(Items from a figure collection)

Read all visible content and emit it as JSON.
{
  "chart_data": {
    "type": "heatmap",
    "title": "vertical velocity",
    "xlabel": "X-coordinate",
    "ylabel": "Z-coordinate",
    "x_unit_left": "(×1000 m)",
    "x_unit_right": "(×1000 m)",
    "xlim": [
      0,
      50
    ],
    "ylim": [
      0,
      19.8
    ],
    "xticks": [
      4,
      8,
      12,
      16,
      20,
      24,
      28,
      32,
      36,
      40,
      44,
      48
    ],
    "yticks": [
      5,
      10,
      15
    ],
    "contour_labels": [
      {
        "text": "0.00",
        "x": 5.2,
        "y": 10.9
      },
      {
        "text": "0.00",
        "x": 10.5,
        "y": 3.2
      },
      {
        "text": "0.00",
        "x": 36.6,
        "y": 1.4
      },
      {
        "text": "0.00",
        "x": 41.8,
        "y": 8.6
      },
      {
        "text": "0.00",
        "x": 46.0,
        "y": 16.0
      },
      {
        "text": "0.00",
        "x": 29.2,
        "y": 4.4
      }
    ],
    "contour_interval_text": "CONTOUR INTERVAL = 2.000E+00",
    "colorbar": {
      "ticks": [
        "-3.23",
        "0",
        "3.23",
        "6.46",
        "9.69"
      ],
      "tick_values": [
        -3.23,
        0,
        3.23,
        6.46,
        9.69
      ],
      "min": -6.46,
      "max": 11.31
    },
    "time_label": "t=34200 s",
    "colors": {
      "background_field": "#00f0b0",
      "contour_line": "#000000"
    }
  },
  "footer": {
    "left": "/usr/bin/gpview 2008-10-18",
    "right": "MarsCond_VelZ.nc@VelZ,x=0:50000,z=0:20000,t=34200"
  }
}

**DIRECTIONS FOR THIS TASK**: Extract the entries above verbatim.

**OUTPUT OF THE EXERCISE**:
Read all visible content and emit it as JSON.
{
  "chart_data": {
    "type": "heatmap",
    "title": "vertical velocity",
    "xlabel": "X-coordinate",
    "ylabel": "Z-coordinate",
    "x_unit_left": "(×1000 m)",
    "x_unit_right": "(×1000 m)",
    "xlim": [
      0,
      50
    ],
    "ylim": [
      0,
      19.8
    ],
    "xticks": [
      4,
      8,
      12,
      16,
      20,
      24,
      28,
      32,
      36,
      40,
      44,
      48
    ],
    "yticks": [
      5,
      10,
      15
    ],
    "contour_labels": [
      {
        "text": "0.00",
        "x": 5.2,
        "y": 10.9
      },
      {
        "text": "0.00",
        "x": 10.5,
        "y": 3.2
      },
      {
        "text": "0.00",
        "x": 36.6,
        "y": 1.4
      },
      {
        "text": "0.00",
        "x": 41.8,
        "y": 8.6
      },
      {
        "text": "0.00",
        "x": 46.0,
        "y": 16.0
      },
      {
        "text": "0.00",
        "x": 29.2,
        "y": 4.4
      }
    ],
    "contour_interval_text": "CONTOUR INTERVAL = 2.000E+00",
    "colorbar": {
      "ticks": [
        "-3.23",
        "0",
        "3.23",
        "6.46",
        "9.69"
      ],
      "tick_values": [
        -3.23,
        0,
        3.23,
        6.46,
        9.69
      ],
      "min": -6.46,
      "max": 11.31
    },
    "time_label": "t=34200 s",
    "colors": {
      "background_field": "#00f0b0",
      "contour_line": "#000000"
    }
  },
  "footer": {
    "left": "/usr/bin/gpview 2008-10-18",
    "right": "MarsCond_VelZ.nc@VelZ,x=0:50000,z=0:20000,t=34200"
  }
}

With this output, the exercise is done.